Search the records that follow and extract every line containing the string "JSON".
* start *
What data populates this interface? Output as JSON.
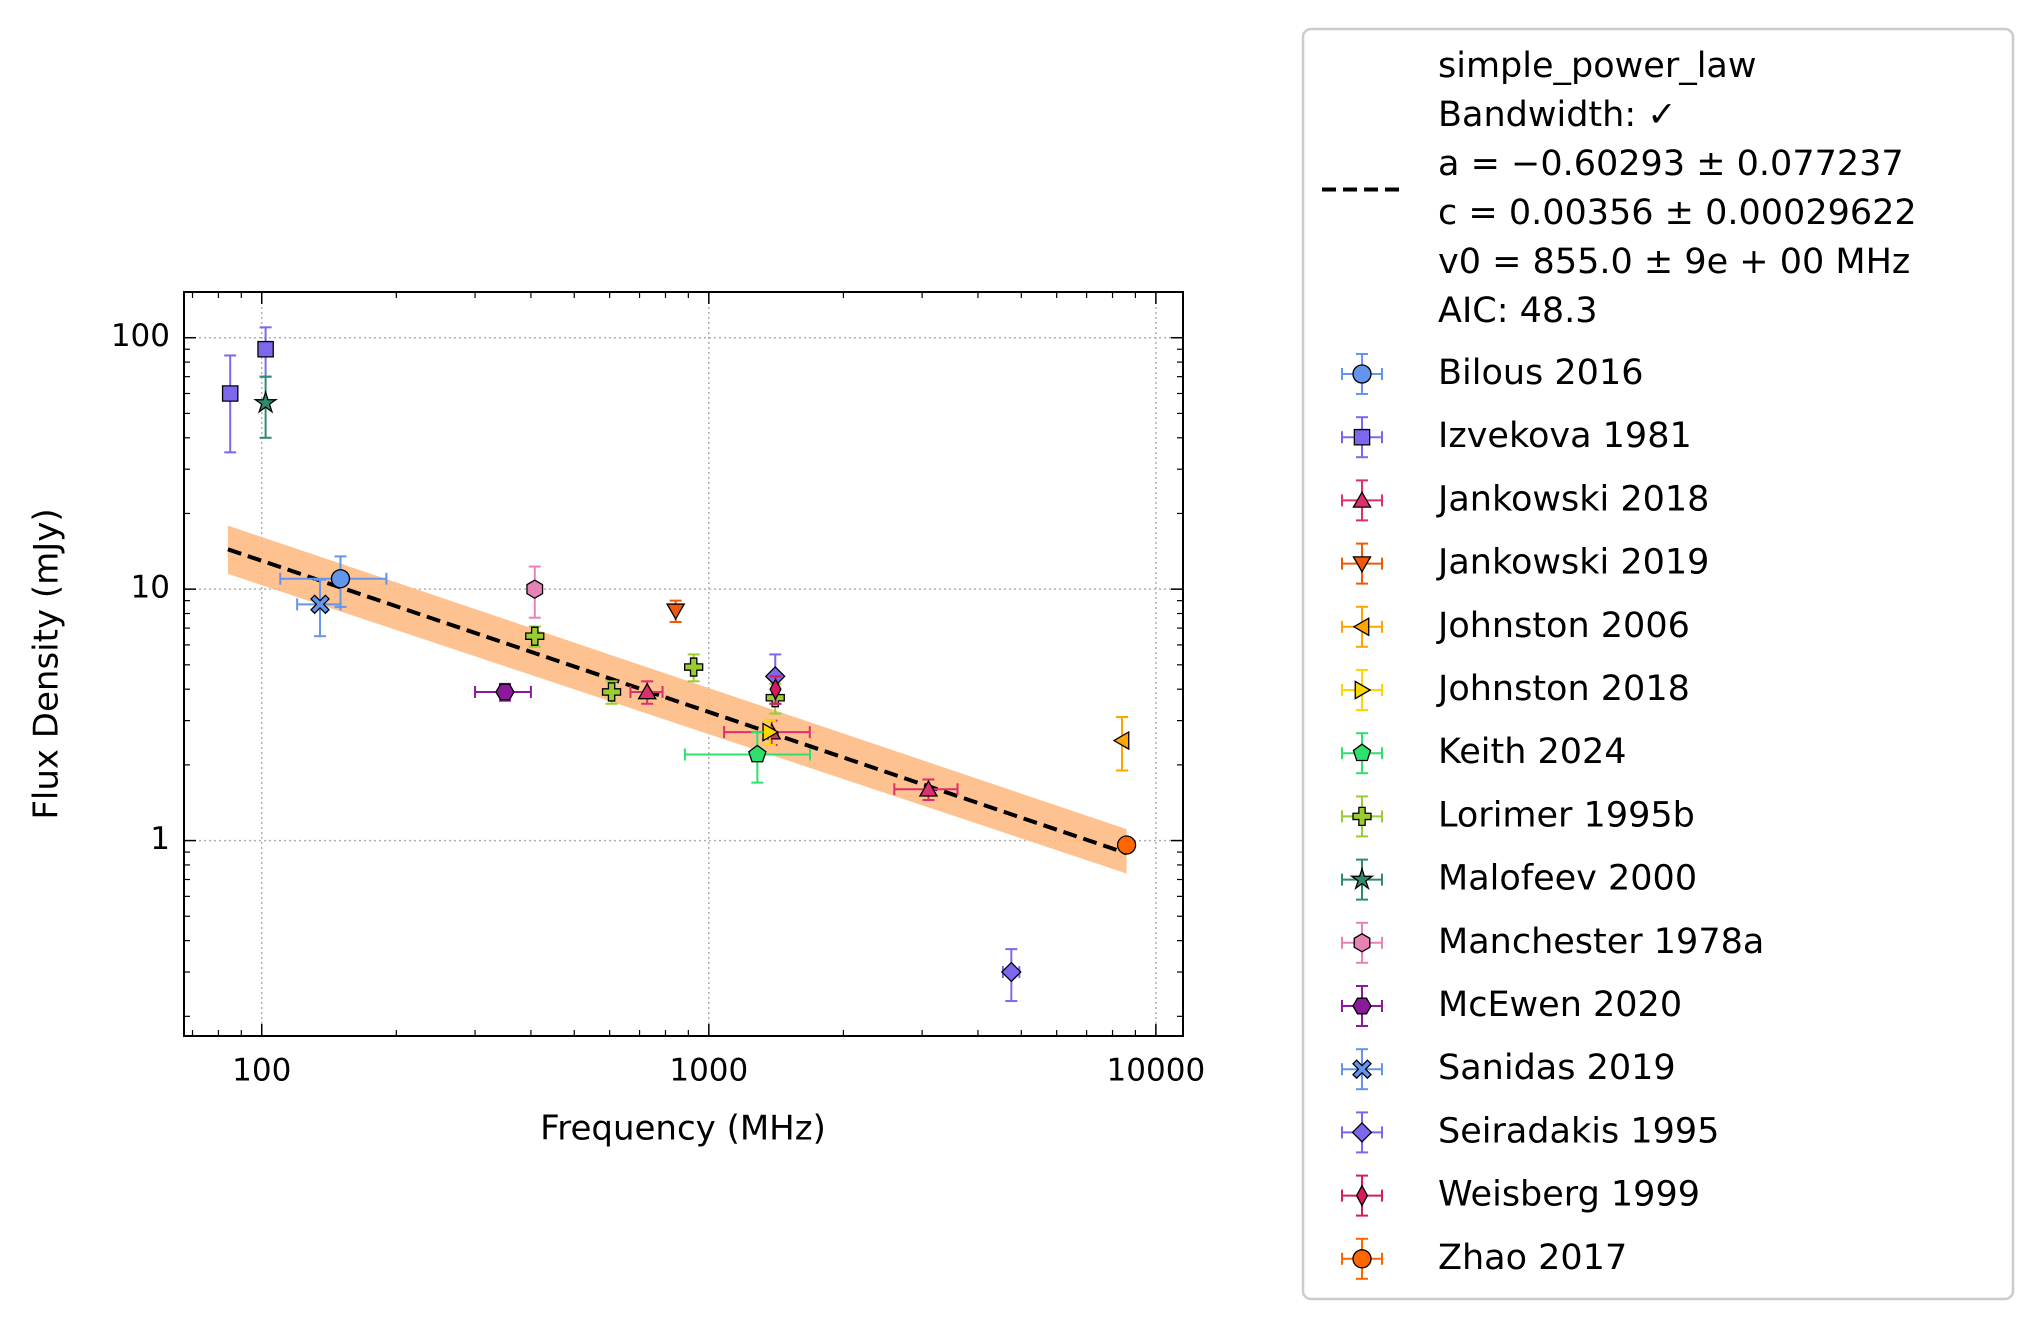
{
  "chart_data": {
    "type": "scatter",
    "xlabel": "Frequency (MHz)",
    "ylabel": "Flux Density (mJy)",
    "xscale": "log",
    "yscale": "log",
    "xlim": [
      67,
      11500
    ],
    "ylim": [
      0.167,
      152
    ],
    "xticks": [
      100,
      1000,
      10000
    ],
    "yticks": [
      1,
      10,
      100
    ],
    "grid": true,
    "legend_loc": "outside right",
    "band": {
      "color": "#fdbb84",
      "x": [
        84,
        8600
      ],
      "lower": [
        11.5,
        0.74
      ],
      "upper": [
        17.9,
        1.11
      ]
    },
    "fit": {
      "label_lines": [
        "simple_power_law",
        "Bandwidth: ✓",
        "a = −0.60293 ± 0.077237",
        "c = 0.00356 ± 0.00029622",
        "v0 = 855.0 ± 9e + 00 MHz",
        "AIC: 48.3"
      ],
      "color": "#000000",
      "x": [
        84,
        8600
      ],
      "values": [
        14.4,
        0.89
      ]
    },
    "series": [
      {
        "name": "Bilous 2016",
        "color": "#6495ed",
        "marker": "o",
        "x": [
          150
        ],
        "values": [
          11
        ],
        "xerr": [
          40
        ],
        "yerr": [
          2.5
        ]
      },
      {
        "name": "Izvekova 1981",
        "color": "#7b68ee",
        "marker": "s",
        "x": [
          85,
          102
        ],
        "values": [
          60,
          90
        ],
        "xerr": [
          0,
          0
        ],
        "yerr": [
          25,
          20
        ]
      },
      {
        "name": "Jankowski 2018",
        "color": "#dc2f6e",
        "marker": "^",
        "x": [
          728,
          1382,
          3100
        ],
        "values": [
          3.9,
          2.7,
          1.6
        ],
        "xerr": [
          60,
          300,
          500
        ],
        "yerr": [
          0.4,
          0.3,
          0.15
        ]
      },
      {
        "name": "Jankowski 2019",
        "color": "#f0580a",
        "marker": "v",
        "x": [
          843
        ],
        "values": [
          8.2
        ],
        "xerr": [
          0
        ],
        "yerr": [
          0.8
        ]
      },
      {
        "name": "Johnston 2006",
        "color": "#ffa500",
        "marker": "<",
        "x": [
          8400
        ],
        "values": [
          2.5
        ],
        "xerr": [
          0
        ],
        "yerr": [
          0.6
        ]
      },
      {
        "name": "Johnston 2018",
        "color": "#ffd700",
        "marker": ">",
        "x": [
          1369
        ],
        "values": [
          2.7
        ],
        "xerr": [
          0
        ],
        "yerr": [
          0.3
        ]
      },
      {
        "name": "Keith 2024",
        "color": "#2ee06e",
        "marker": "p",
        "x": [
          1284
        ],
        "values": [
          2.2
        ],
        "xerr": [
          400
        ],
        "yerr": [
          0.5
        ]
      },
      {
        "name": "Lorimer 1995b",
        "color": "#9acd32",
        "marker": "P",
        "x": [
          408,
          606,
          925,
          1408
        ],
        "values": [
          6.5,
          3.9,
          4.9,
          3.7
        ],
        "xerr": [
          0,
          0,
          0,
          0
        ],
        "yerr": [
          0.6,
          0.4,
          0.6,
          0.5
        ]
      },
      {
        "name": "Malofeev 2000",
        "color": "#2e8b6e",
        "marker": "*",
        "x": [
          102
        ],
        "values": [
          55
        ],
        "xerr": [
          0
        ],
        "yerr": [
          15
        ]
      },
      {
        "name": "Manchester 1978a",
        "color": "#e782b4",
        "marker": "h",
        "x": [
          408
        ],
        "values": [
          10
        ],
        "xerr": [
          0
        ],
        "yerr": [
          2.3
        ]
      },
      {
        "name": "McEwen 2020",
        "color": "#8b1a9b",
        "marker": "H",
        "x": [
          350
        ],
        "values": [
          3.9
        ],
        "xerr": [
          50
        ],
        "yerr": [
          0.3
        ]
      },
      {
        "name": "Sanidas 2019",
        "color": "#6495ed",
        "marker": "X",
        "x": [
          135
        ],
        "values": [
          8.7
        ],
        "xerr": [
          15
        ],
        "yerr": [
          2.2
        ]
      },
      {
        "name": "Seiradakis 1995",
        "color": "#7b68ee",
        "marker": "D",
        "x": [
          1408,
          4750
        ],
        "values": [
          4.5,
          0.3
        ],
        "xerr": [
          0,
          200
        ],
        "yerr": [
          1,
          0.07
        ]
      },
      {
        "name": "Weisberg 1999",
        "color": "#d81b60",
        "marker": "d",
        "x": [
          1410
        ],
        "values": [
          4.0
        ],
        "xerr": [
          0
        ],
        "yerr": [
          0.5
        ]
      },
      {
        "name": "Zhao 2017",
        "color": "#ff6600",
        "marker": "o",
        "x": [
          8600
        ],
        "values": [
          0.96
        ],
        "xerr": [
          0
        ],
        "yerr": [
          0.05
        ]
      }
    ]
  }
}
* end *
* start *
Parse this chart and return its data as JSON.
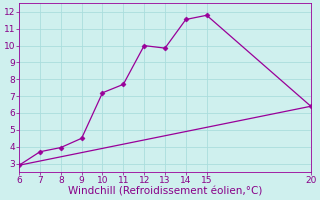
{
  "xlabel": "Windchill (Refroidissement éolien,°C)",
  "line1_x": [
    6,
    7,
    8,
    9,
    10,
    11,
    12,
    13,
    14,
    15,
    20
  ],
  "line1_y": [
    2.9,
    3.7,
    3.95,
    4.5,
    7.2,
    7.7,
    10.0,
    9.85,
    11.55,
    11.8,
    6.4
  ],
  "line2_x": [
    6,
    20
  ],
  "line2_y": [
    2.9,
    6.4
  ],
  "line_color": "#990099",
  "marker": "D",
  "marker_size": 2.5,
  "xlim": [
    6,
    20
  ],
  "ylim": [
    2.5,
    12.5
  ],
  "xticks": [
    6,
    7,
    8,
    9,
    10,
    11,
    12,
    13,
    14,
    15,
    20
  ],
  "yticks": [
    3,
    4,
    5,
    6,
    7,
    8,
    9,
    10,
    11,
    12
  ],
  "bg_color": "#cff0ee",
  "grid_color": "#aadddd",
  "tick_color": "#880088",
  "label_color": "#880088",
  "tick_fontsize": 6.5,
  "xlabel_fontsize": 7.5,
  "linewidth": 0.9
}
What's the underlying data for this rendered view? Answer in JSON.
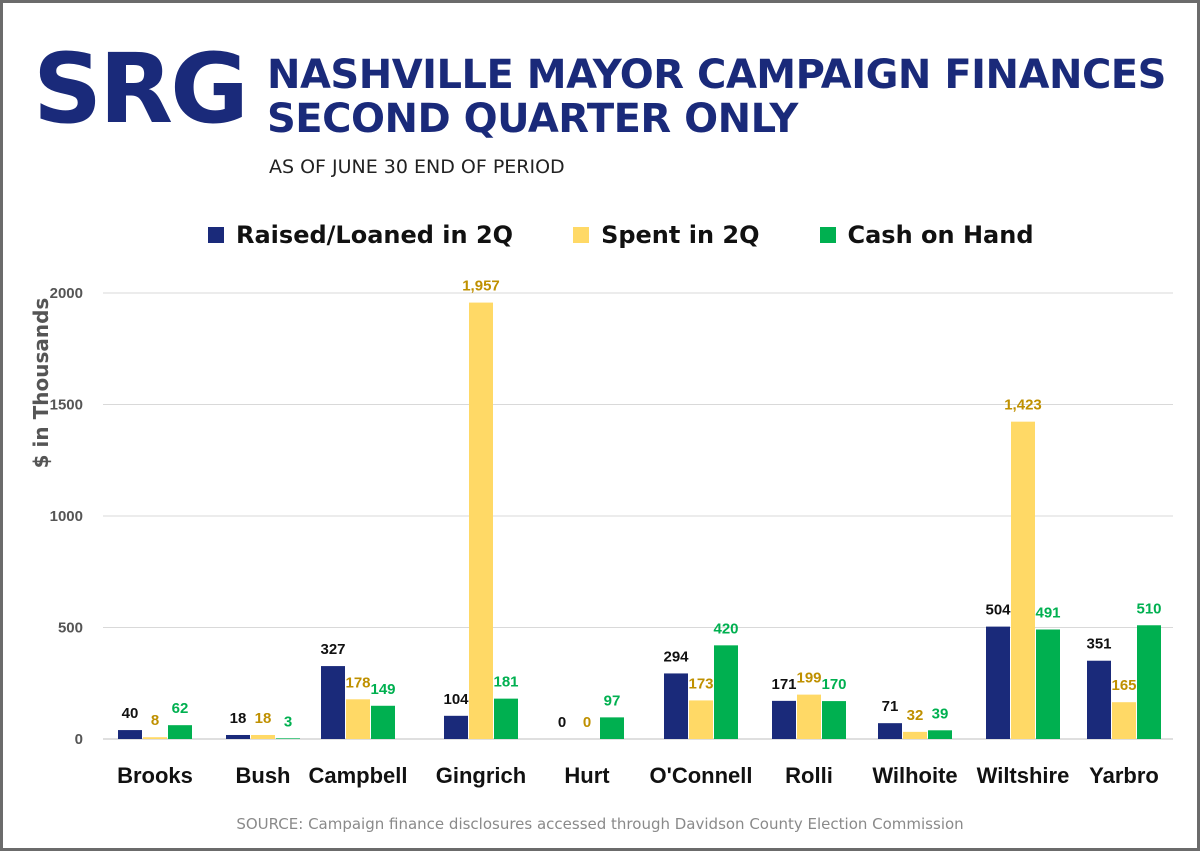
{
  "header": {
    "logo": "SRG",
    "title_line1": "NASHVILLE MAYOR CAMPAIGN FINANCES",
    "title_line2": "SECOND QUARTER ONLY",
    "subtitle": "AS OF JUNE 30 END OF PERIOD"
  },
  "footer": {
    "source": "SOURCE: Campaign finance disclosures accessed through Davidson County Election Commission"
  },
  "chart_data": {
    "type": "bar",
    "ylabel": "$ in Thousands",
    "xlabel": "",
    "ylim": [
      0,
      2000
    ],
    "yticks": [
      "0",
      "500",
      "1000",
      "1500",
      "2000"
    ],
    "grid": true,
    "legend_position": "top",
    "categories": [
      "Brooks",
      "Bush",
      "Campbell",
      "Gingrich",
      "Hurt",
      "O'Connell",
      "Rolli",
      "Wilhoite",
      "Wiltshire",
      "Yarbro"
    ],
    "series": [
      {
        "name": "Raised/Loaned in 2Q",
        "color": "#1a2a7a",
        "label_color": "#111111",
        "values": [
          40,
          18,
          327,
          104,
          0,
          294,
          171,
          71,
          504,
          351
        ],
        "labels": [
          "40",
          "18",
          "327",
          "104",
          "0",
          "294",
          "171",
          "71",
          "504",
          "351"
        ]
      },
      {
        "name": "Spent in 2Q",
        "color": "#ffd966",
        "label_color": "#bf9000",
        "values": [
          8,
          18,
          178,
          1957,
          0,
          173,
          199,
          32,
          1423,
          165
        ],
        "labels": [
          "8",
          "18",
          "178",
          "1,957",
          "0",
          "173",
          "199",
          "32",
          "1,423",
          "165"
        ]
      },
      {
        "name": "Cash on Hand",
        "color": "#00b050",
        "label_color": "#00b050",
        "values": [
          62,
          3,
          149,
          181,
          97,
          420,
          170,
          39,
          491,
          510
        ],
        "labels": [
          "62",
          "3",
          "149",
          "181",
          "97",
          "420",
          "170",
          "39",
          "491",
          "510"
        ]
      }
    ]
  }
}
* end *
-- ANSWER FOR THE TASK --
What data populates this interface? Output as JSON.
Parse this chart and return its data as JSON.
What's the underlying data for this rendered view? Answer in JSON.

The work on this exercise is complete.